- _Short exercise_
Write out the records below word for word, please.
■ ■ ■
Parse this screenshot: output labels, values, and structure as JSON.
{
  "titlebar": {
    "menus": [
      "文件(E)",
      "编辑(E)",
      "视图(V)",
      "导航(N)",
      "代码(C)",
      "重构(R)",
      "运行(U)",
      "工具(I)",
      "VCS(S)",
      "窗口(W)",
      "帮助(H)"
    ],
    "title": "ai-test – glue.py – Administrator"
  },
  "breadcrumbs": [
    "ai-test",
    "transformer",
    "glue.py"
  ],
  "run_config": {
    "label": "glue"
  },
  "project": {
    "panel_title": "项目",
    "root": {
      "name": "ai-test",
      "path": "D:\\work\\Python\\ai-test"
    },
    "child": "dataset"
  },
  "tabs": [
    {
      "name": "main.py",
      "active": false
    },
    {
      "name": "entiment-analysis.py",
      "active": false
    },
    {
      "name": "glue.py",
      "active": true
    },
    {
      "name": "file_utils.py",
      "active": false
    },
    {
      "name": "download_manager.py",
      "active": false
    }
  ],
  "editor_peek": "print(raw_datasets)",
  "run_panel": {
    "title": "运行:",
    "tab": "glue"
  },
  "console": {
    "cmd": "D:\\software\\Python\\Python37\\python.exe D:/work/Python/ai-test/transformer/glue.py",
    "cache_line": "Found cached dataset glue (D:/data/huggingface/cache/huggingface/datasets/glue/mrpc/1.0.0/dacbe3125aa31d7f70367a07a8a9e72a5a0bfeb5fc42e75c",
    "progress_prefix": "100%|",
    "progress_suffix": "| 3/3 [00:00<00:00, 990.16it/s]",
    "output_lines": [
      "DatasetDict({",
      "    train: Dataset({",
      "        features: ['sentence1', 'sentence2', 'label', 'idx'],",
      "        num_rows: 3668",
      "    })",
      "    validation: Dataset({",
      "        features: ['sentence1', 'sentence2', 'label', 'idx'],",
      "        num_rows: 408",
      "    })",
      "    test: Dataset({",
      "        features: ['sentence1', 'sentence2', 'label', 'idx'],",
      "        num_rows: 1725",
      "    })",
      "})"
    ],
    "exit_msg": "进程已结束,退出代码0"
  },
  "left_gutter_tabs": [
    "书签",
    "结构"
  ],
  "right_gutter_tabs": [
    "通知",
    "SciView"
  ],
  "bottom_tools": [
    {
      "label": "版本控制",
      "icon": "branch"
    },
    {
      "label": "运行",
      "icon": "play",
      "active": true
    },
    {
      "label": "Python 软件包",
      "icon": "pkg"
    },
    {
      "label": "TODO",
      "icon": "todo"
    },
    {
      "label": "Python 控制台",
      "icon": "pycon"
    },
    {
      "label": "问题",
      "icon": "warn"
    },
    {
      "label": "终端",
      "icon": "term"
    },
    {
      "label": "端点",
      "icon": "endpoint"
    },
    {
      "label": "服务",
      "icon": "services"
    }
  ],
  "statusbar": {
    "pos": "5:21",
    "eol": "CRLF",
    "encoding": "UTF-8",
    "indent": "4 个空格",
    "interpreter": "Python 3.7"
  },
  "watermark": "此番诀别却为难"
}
■ ■ ■
- _Reply to the exercise_
Parse this screenshot: output labels, values, and structure as JSON.
{
  "titlebar": {
    "menus": [
      "文件(E)",
      "编辑(E)",
      "视图(V)",
      "导航(N)",
      "代码(C)",
      "重构(R)",
      "运行(U)",
      "工具(I)",
      "VCS(S)",
      "窗口(W)",
      "帮助(H)"
    ],
    "title": "ai-test – glue.py – Administrator"
  },
  "breadcrumbs": [
    "ai-test",
    "transformer",
    "glue.py"
  ],
  "run_config": {
    "label": "glue"
  },
  "project": {
    "panel_title": "项目",
    "root": {
      "name": "ai-test",
      "path": "D:\\work\\Python\\ai-test"
    },
    "child": "dataset"
  },
  "tabs": [
    {
      "name": "main.py",
      "active": false
    },
    {
      "name": "entiment-analysis.py",
      "active": false
    },
    {
      "name": "glue.py",
      "active": true
    },
    {
      "name": "file_utils.py",
      "active": false
    },
    {
      "name": "download_manager.py",
      "active": false
    }
  ],
  "editor_peek": "print(raw_datasets)",
  "run_panel": {
    "title": "运行:",
    "tab": "glue"
  },
  "console": {
    "cmd": "D:\\software\\Python\\Python37\\python.exe D:/work/Python/ai-test/transformer/glue.py",
    "cache_line": "Found cached dataset glue (D:/data/huggingface/cache/huggingface/datasets/glue/mrpc/1.0.0/dacbe3125aa31d7f70367a07a8a9e72a5a0bfeb5fc42e75c",
    "progress_prefix": "100%|",
    "progress_suffix": "| 3/3 [00:00<00:00, 990.16it/s]",
    "output_lines": [
      "DatasetDict({",
      "    train: Dataset({",
      "        features: ['sentence1', 'sentence2', 'label', 'idx'],",
      "        num_rows: 3668",
      "    })",
      "    validation: Dataset({",
      "        features: ['sentence1', 'sentence2', 'label', 'idx'],",
      "        num_rows: 408",
      "    })",
      "    test: Dataset({",
      "        features: ['sentence1', 'sentence2', 'label', 'idx'],",
      "        num_rows: 1725",
      "    })",
      "})"
    ],
    "exit_msg": "进程已结束,退出代码0"
  },
  "left_gutter_tabs": [
    "书签",
    "结构"
  ],
  "right_gutter_tabs": [
    "通知",
    "SciView"
  ],
  "bottom_tools": [
    {
      "label": "版本控制",
      "icon": "branch"
    },
    {
      "label": "运行",
      "icon": "play",
      "active": true
    },
    {
      "label": "Python 软件包",
      "icon": "pkg"
    },
    {
      "label": "TODO",
      "icon": "todo"
    },
    {
      "label": "Python 控制台",
      "icon": "pycon"
    },
    {
      "label": "问题",
      "icon": "warn"
    },
    {
      "label": "终端",
      "icon": "term"
    },
    {
      "label": "端点",
      "icon": "endpoint"
    },
    {
      "label": "服务",
      "icon": "services"
    }
  ],
  "statusbar": {
    "pos": "5:21",
    "eol": "CRLF",
    "encoding": "UTF-8",
    "indent": "4 个空格",
    "interpreter": "Python 3.7"
  },
  "watermark": "此番诀别却为难"
}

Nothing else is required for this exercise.